§ TASK OBJECTIVE: Return all the data below as it stands, minus the pictures.

§ DATASET EXCERPTS:
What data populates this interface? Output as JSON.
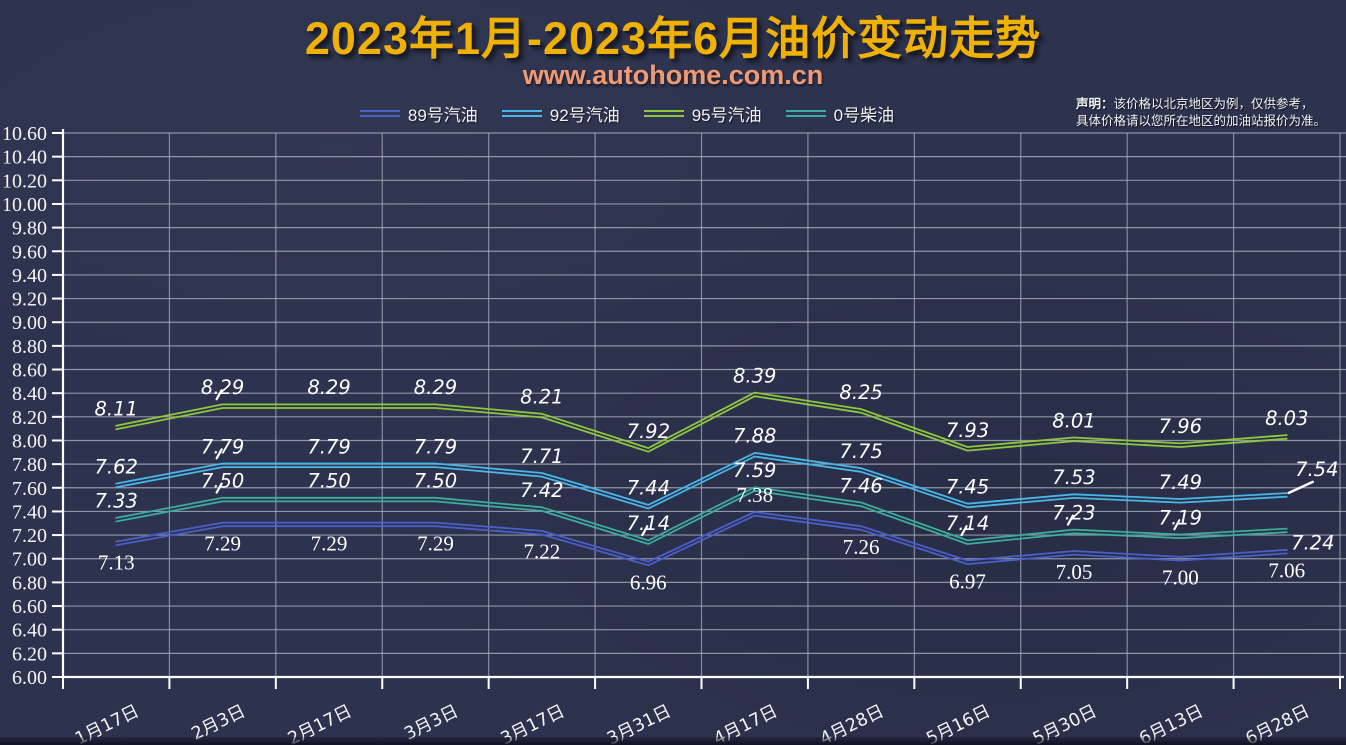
{
  "page": {
    "title": "2023年1月-2023年6月油价变动走势",
    "subtitle": "www.autohome.com.cn",
    "disclaimer_bold": "声明：",
    "disclaimer_line1": "该价格以北京地区为例，仅供参考，",
    "disclaimer_line2": "具体价格请以您所在地区的加油站报价为准。"
  },
  "colors": {
    "background": "#2d324e",
    "title": "#EFB104",
    "subtitle": "#F09A74",
    "grid": "#a9aebc",
    "axis": "#ffffff",
    "data_label": "#ffffff",
    "tick_label": "#f5f5f7"
  },
  "chart_data": {
    "type": "line",
    "title": "2023年1月-2023年6月油价变动走势",
    "categories": [
      "1月17日",
      "2月3日",
      "2月17日",
      "3月3日",
      "3月17日",
      "3月31日",
      "4月17日",
      "4月28日",
      "5月16日",
      "5月30日",
      "6月13日",
      "6月28日"
    ],
    "series": [
      {
        "name": "89号汽油",
        "color": "#4a5fc8",
        "values": [
          7.13,
          7.29,
          7.29,
          7.29,
          7.22,
          6.96,
          7.38,
          7.26,
          6.97,
          7.05,
          7.0,
          7.06
        ]
      },
      {
        "name": "92号汽油",
        "color": "#49b7e6",
        "values": [
          7.62,
          7.79,
          7.79,
          7.79,
          7.71,
          7.44,
          7.88,
          7.75,
          7.45,
          7.53,
          7.49,
          7.54
        ]
      },
      {
        "name": "95号汽油",
        "color": "#8ec73e",
        "values": [
          8.11,
          8.29,
          8.29,
          8.29,
          8.21,
          7.92,
          8.39,
          8.25,
          7.93,
          8.01,
          7.96,
          8.03
        ]
      },
      {
        "name": "0号柴油",
        "color": "#3cac9c",
        "values": [
          7.33,
          7.5,
          7.5,
          7.5,
          7.42,
          7.14,
          7.59,
          7.46,
          7.14,
          7.23,
          7.19,
          7.24
        ]
      }
    ],
    "ylim": [
      6.0,
      10.6
    ],
    "y_step": 0.2,
    "y_ticks": [
      "6.00",
      "6.20",
      "6.40",
      "6.60",
      "6.80",
      "7.00",
      "7.20",
      "7.40",
      "7.60",
      "7.80",
      "8.00",
      "8.20",
      "8.40",
      "8.60",
      "8.80",
      "9.00",
      "9.20",
      "9.40",
      "9.60",
      "9.80",
      "10.00",
      "10.20",
      "10.40",
      "10.60"
    ],
    "grid": true,
    "legend_position": "top",
    "data_labels": true
  }
}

§ FINAL RESULT:
What data populates this interface? Output as JSON.
{
  "page": {
    "title": "2023年1月-2023年6月油价变动走势",
    "subtitle": "www.autohome.com.cn",
    "disclaimer_bold": "声明：",
    "disclaimer_line1": "该价格以北京地区为例，仅供参考，",
    "disclaimer_line2": "具体价格请以您所在地区的加油站报价为准。"
  },
  "colors": {
    "background": "#2d324e",
    "title": "#EFB104",
    "subtitle": "#F09A74",
    "grid": "#a9aebc",
    "axis": "#ffffff",
    "data_label": "#ffffff",
    "tick_label": "#f5f5f7"
  },
  "chart_data": {
    "type": "line",
    "title": "2023年1月-2023年6月油价变动走势",
    "categories": [
      "1月17日",
      "2月3日",
      "2月17日",
      "3月3日",
      "3月17日",
      "3月31日",
      "4月17日",
      "4月28日",
      "5月16日",
      "5月30日",
      "6月13日",
      "6月28日"
    ],
    "series": [
      {
        "name": "89号汽油",
        "color": "#4a5fc8",
        "values": [
          7.13,
          7.29,
          7.29,
          7.29,
          7.22,
          6.96,
          7.38,
          7.26,
          6.97,
          7.05,
          7.0,
          7.06
        ]
      },
      {
        "name": "92号汽油",
        "color": "#49b7e6",
        "values": [
          7.62,
          7.79,
          7.79,
          7.79,
          7.71,
          7.44,
          7.88,
          7.75,
          7.45,
          7.53,
          7.49,
          7.54
        ]
      },
      {
        "name": "95号汽油",
        "color": "#8ec73e",
        "values": [
          8.11,
          8.29,
          8.29,
          8.29,
          8.21,
          7.92,
          8.39,
          8.25,
          7.93,
          8.01,
          7.96,
          8.03
        ]
      },
      {
        "name": "0号柴油",
        "color": "#3cac9c",
        "values": [
          7.33,
          7.5,
          7.5,
          7.5,
          7.42,
          7.14,
          7.59,
          7.46,
          7.14,
          7.23,
          7.19,
          7.24
        ]
      }
    ],
    "ylim": [
      6.0,
      10.6
    ],
    "y_step": 0.2,
    "y_ticks": [
      "6.00",
      "6.20",
      "6.40",
      "6.60",
      "6.80",
      "7.00",
      "7.20",
      "7.40",
      "7.60",
      "7.80",
      "8.00",
      "8.20",
      "8.40",
      "8.60",
      "8.80",
      "9.00",
      "9.20",
      "9.40",
      "9.60",
      "9.80",
      "10.00",
      "10.20",
      "10.40",
      "10.60"
    ],
    "grid": true,
    "legend_position": "top",
    "data_labels": true
  }
}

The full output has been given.